AIM =
Look through the lines of the material and count those containing "Materials". Give that count alone.
[start of SUPPLIED ENTRIES]
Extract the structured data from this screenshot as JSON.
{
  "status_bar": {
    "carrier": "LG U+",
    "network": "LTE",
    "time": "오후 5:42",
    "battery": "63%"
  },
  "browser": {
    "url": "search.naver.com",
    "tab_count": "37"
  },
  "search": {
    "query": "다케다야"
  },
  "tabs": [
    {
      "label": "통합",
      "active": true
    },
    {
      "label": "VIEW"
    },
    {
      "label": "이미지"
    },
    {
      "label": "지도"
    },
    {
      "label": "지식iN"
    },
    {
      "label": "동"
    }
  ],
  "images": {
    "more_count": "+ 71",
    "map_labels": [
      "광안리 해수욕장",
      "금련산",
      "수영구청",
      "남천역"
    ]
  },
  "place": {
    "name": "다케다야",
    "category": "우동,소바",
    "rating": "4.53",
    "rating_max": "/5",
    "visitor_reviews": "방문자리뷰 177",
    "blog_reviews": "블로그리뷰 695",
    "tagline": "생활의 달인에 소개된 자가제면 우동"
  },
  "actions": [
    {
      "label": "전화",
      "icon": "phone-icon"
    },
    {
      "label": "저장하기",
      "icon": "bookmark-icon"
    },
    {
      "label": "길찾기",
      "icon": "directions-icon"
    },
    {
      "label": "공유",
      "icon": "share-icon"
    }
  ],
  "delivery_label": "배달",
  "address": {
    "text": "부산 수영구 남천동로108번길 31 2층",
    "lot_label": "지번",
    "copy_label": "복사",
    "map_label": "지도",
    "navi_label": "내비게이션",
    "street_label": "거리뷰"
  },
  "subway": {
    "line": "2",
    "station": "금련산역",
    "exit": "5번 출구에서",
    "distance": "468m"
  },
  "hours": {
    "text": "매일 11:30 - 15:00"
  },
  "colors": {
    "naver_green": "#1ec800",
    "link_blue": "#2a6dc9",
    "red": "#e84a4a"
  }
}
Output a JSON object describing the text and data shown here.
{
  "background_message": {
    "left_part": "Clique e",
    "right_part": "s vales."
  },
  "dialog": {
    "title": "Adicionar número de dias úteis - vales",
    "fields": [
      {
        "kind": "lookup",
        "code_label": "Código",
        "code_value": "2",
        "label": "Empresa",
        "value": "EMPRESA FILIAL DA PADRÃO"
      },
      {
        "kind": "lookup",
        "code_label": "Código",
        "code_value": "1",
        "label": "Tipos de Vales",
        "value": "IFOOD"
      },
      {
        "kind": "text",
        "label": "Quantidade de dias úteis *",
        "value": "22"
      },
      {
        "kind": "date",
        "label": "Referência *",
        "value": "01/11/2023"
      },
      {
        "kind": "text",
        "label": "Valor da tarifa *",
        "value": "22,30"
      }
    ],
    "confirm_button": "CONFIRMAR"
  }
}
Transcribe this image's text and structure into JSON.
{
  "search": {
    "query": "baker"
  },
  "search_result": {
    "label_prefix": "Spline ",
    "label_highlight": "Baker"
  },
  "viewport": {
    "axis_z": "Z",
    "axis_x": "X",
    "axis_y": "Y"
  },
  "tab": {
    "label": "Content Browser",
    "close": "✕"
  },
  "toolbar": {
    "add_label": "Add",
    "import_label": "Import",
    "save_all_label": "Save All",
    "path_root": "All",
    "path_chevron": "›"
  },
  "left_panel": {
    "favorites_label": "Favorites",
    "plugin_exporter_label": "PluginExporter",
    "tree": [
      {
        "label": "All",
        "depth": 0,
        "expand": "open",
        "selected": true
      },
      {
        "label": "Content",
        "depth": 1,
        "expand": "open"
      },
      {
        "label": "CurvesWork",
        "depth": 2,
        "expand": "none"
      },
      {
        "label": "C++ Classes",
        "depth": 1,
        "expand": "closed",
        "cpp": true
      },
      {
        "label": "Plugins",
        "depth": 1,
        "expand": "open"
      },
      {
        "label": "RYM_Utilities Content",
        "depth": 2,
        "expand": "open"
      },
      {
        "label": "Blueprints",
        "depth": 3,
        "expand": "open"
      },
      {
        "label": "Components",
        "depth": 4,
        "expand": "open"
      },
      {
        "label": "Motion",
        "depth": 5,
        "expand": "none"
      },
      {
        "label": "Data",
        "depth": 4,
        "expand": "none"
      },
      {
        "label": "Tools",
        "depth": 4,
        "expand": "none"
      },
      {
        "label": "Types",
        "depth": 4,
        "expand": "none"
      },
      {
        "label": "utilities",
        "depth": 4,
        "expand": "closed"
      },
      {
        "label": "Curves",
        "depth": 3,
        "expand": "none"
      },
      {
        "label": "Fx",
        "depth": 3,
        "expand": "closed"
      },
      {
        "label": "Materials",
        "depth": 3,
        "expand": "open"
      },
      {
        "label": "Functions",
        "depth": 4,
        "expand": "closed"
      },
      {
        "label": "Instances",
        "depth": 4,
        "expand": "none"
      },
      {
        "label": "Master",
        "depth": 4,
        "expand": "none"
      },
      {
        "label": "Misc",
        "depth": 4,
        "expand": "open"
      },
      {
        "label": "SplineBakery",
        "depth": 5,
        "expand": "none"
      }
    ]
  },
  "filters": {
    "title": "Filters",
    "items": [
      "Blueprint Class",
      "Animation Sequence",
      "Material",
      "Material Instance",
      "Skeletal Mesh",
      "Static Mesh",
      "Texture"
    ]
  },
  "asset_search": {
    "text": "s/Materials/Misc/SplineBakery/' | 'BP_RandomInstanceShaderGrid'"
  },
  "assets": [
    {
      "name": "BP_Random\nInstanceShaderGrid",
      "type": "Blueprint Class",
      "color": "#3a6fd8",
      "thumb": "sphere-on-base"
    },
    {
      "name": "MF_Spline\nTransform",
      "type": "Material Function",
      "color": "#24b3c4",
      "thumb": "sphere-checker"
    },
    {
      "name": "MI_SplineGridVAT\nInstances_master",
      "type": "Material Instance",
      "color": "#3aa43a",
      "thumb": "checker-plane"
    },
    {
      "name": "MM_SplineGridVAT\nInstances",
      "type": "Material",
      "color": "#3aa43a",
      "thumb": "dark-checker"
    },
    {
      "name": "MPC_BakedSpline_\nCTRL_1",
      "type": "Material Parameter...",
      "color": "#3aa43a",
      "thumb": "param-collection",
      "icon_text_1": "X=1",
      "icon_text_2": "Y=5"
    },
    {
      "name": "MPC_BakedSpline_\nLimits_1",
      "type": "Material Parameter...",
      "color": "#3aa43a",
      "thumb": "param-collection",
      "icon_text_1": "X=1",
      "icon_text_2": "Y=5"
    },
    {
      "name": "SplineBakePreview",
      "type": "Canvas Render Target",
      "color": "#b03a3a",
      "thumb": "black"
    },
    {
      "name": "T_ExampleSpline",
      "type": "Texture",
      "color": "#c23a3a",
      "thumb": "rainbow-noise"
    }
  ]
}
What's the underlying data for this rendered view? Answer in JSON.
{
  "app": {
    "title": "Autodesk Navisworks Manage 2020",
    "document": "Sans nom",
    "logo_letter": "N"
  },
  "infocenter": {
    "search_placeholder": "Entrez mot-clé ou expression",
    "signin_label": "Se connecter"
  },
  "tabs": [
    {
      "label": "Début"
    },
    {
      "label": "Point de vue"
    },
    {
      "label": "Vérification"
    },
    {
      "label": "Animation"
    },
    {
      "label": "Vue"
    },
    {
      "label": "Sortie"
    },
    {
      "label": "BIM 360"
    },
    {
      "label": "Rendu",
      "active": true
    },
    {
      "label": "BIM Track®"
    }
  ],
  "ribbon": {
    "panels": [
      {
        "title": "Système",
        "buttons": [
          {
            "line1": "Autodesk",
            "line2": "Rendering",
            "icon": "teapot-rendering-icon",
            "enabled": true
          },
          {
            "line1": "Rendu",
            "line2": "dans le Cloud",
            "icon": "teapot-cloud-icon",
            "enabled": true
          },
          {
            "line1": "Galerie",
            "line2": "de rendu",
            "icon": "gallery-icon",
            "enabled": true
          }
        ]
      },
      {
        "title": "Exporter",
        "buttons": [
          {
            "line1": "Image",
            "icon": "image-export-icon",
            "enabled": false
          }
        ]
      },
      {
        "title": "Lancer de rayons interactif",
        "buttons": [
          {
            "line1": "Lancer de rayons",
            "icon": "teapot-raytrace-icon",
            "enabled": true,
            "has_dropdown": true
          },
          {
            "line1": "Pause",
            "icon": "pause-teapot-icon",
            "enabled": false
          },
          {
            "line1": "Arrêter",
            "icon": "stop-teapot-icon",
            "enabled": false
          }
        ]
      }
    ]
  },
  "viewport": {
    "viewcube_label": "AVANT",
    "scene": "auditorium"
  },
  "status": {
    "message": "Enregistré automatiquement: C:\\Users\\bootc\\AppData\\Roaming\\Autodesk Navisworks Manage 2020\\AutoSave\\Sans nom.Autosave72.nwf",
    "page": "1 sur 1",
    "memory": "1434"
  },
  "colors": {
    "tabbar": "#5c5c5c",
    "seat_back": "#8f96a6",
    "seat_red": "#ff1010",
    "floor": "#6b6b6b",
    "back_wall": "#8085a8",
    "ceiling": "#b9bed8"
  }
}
[end of SUPPLIED ENTRIES]
EXERCISE SOLUTION =
2